* BEGIN Available records *

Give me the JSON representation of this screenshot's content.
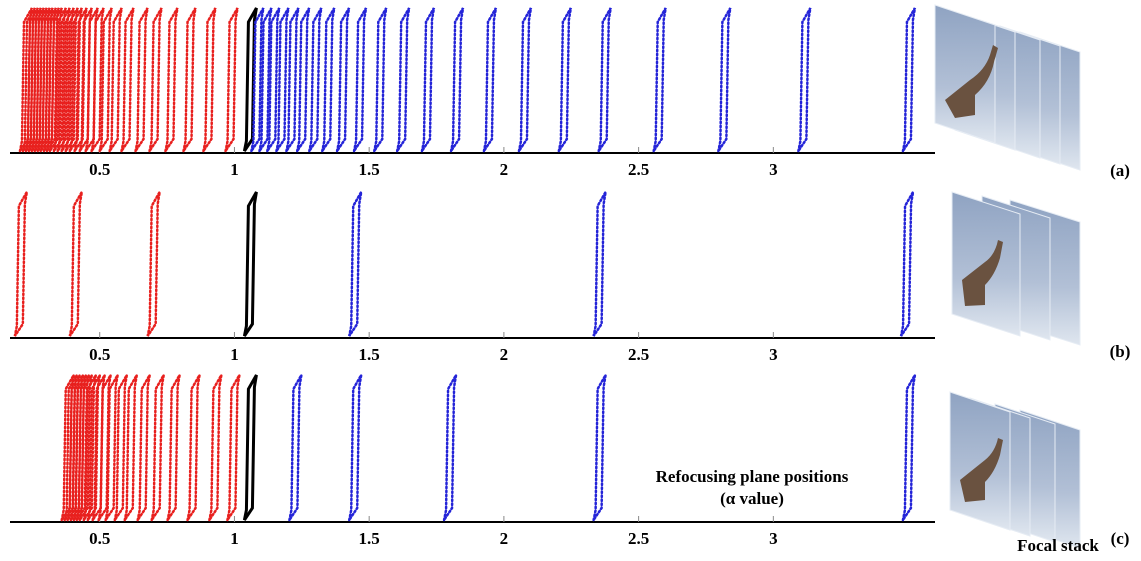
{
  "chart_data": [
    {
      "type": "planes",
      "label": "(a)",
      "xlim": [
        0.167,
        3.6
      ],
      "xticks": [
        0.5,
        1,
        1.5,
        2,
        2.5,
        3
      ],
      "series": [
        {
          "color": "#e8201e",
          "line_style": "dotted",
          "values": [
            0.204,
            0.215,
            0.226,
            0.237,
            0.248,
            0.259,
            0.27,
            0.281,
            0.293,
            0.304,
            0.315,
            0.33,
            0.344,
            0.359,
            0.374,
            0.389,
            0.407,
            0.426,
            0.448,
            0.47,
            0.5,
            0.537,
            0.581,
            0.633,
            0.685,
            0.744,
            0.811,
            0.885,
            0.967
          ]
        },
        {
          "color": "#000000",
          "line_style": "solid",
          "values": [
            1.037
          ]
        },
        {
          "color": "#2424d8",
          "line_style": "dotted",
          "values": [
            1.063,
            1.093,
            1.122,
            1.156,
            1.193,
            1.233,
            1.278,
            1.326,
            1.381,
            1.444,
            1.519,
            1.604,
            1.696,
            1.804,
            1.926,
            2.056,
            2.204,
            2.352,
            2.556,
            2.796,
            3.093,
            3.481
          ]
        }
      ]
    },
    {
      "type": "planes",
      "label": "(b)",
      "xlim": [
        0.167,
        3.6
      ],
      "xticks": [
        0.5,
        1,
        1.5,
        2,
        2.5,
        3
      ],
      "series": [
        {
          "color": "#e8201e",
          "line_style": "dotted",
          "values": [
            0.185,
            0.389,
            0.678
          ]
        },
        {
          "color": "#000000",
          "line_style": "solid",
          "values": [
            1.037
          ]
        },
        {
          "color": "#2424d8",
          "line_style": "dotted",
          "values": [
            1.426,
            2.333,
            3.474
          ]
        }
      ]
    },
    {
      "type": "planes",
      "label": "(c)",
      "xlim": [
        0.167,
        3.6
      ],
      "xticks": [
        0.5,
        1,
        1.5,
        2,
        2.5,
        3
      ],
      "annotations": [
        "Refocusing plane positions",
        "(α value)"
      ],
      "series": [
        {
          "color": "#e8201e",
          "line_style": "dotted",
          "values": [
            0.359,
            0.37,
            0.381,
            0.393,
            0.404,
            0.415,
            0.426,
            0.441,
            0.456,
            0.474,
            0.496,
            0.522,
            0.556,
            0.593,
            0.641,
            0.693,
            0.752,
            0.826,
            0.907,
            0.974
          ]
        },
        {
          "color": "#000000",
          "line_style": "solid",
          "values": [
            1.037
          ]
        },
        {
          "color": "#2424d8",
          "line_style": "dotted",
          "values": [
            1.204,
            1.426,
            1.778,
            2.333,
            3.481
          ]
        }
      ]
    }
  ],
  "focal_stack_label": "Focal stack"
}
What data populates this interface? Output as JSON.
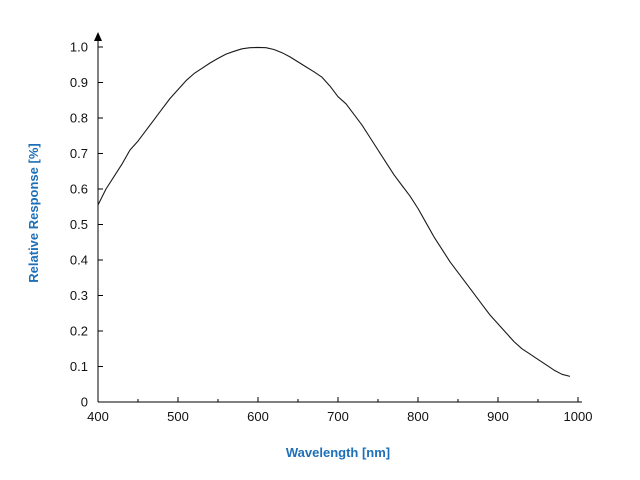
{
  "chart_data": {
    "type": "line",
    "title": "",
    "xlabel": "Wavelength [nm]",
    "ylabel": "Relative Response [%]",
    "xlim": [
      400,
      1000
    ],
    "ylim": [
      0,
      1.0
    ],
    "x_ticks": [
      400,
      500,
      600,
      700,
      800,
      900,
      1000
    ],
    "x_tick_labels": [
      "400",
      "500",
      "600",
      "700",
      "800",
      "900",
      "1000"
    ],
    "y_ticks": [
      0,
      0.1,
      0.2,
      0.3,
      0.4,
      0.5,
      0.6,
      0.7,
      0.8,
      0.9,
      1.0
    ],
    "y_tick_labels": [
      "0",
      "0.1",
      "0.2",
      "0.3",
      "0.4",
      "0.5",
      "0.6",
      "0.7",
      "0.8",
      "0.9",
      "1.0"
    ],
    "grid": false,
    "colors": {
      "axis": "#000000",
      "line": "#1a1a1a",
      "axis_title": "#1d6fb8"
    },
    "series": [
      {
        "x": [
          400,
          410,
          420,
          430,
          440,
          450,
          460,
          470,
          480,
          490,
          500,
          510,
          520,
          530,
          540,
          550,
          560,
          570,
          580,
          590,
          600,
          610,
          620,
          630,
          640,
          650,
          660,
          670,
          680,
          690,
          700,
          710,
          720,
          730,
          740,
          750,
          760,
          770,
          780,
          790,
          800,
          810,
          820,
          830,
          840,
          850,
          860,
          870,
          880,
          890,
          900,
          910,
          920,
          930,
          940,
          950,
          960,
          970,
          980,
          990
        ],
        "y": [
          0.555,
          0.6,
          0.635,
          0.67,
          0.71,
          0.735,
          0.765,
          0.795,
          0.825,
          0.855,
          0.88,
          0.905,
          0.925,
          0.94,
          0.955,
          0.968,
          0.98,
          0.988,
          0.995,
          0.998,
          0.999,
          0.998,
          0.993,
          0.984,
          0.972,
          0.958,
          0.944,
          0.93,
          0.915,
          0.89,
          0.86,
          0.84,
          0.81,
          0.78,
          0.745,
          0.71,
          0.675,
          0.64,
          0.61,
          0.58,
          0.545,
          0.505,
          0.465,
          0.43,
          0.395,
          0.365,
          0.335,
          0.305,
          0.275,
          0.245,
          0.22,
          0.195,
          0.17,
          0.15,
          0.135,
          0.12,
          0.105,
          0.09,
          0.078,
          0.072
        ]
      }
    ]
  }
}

* END Available records *

■ Work to do: Quote the records above in full, dropping each picture.

■ Written answer:
Give me the JSON representation of this screenshot's content.
{
  "chart_data": [
    {
      "type": "planes",
      "label": "(a)",
      "xlim": [
        0.167,
        3.6
      ],
      "xticks": [
        0.5,
        1,
        1.5,
        2,
        2.5,
        3
      ],
      "series": [
        {
          "color": "#e8201e",
          "line_style": "dotted",
          "values": [
            0.204,
            0.215,
            0.226,
            0.237,
            0.248,
            0.259,
            0.27,
            0.281,
            0.293,
            0.304,
            0.315,
            0.33,
            0.344,
            0.359,
            0.374,
            0.389,
            0.407,
            0.426,
            0.448,
            0.47,
            0.5,
            0.537,
            0.581,
            0.633,
            0.685,
            0.744,
            0.811,
            0.885,
            0.967
          ]
        },
        {
          "color": "#000000",
          "line_style": "solid",
          "values": [
            1.037
          ]
        },
        {
          "color": "#2424d8",
          "line_style": "dotted",
          "values": [
            1.063,
            1.093,
            1.122,
            1.156,
            1.193,
            1.233,
            1.278,
            1.326,
            1.381,
            1.444,
            1.519,
            1.604,
            1.696,
            1.804,
            1.926,
            2.056,
            2.204,
            2.352,
            2.556,
            2.796,
            3.093,
            3.481
          ]
        }
      ]
    },
    {
      "type": "planes",
      "label": "(b)",
      "xlim": [
        0.167,
        3.6
      ],
      "xticks": [
        0.5,
        1,
        1.5,
        2,
        2.5,
        3
      ],
      "series": [
        {
          "color": "#e8201e",
          "line_style": "dotted",
          "values": [
            0.185,
            0.389,
            0.678
          ]
        },
        {
          "color": "#000000",
          "line_style": "solid",
          "values": [
            1.037
          ]
        },
        {
          "color": "#2424d8",
          "line_style": "dotted",
          "values": [
            1.426,
            2.333,
            3.474
          ]
        }
      ]
    },
    {
      "type": "planes",
      "label": "(c)",
      "xlim": [
        0.167,
        3.6
      ],
      "xticks": [
        0.5,
        1,
        1.5,
        2,
        2.5,
        3
      ],
      "annotations": [
        "Refocusing plane positions",
        "(α value)"
      ],
      "series": [
        {
          "color": "#e8201e",
          "line_style": "dotted",
          "values": [
            0.359,
            0.37,
            0.381,
            0.393,
            0.404,
            0.415,
            0.426,
            0.441,
            0.456,
            0.474,
            0.496,
            0.522,
            0.556,
            0.593,
            0.641,
            0.693,
            0.752,
            0.826,
            0.907,
            0.974
          ]
        },
        {
          "color": "#000000",
          "line_style": "solid",
          "values": [
            1.037
          ]
        },
        {
          "color": "#2424d8",
          "line_style": "dotted",
          "values": [
            1.204,
            1.426,
            1.778,
            2.333,
            3.481
          ]
        }
      ]
    }
  ],
  "focal_stack_label": "Focal stack"
}
What data populates this interface? Output as JSON.
{
  "chart_data": {
    "type": "line",
    "title": "",
    "xlabel": "Wavelength [nm]",
    "ylabel": "Relative Response [%]",
    "xlim": [
      400,
      1000
    ],
    "ylim": [
      0,
      1.0
    ],
    "x_ticks": [
      400,
      500,
      600,
      700,
      800,
      900,
      1000
    ],
    "x_tick_labels": [
      "400",
      "500",
      "600",
      "700",
      "800",
      "900",
      "1000"
    ],
    "y_ticks": [
      0,
      0.1,
      0.2,
      0.3,
      0.4,
      0.5,
      0.6,
      0.7,
      0.8,
      0.9,
      1.0
    ],
    "y_tick_labels": [
      "0",
      "0.1",
      "0.2",
      "0.3",
      "0.4",
      "0.5",
      "0.6",
      "0.7",
      "0.8",
      "0.9",
      "1.0"
    ],
    "grid": false,
    "colors": {
      "axis": "#000000",
      "line": "#1a1a1a",
      "axis_title": "#1d6fb8"
    },
    "series": [
      {
        "x": [
          400,
          410,
          420,
          430,
          440,
          450,
          460,
          470,
          480,
          490,
          500,
          510,
          520,
          530,
          540,
          550,
          560,
          570,
          580,
          590,
          600,
          610,
          620,
          630,
          640,
          650,
          660,
          670,
          680,
          690,
          700,
          710,
          720,
          730,
          740,
          750,
          760,
          770,
          780,
          790,
          800,
          810,
          820,
          830,
          840,
          850,
          860,
          870,
          880,
          890,
          900,
          910,
          920,
          930,
          940,
          950,
          960,
          970,
          980,
          990
        ],
        "y": [
          0.555,
          0.6,
          0.635,
          0.67,
          0.71,
          0.735,
          0.765,
          0.795,
          0.825,
          0.855,
          0.88,
          0.905,
          0.925,
          0.94,
          0.955,
          0.968,
          0.98,
          0.988,
          0.995,
          0.998,
          0.999,
          0.998,
          0.993,
          0.984,
          0.972,
          0.958,
          0.944,
          0.93,
          0.915,
          0.89,
          0.86,
          0.84,
          0.81,
          0.78,
          0.745,
          0.71,
          0.675,
          0.64,
          0.61,
          0.58,
          0.545,
          0.505,
          0.465,
          0.43,
          0.395,
          0.365,
          0.335,
          0.305,
          0.275,
          0.245,
          0.22,
          0.195,
          0.17,
          0.15,
          0.135,
          0.12,
          0.105,
          0.09,
          0.078,
          0.072
        ]
      }
    ]
  }
}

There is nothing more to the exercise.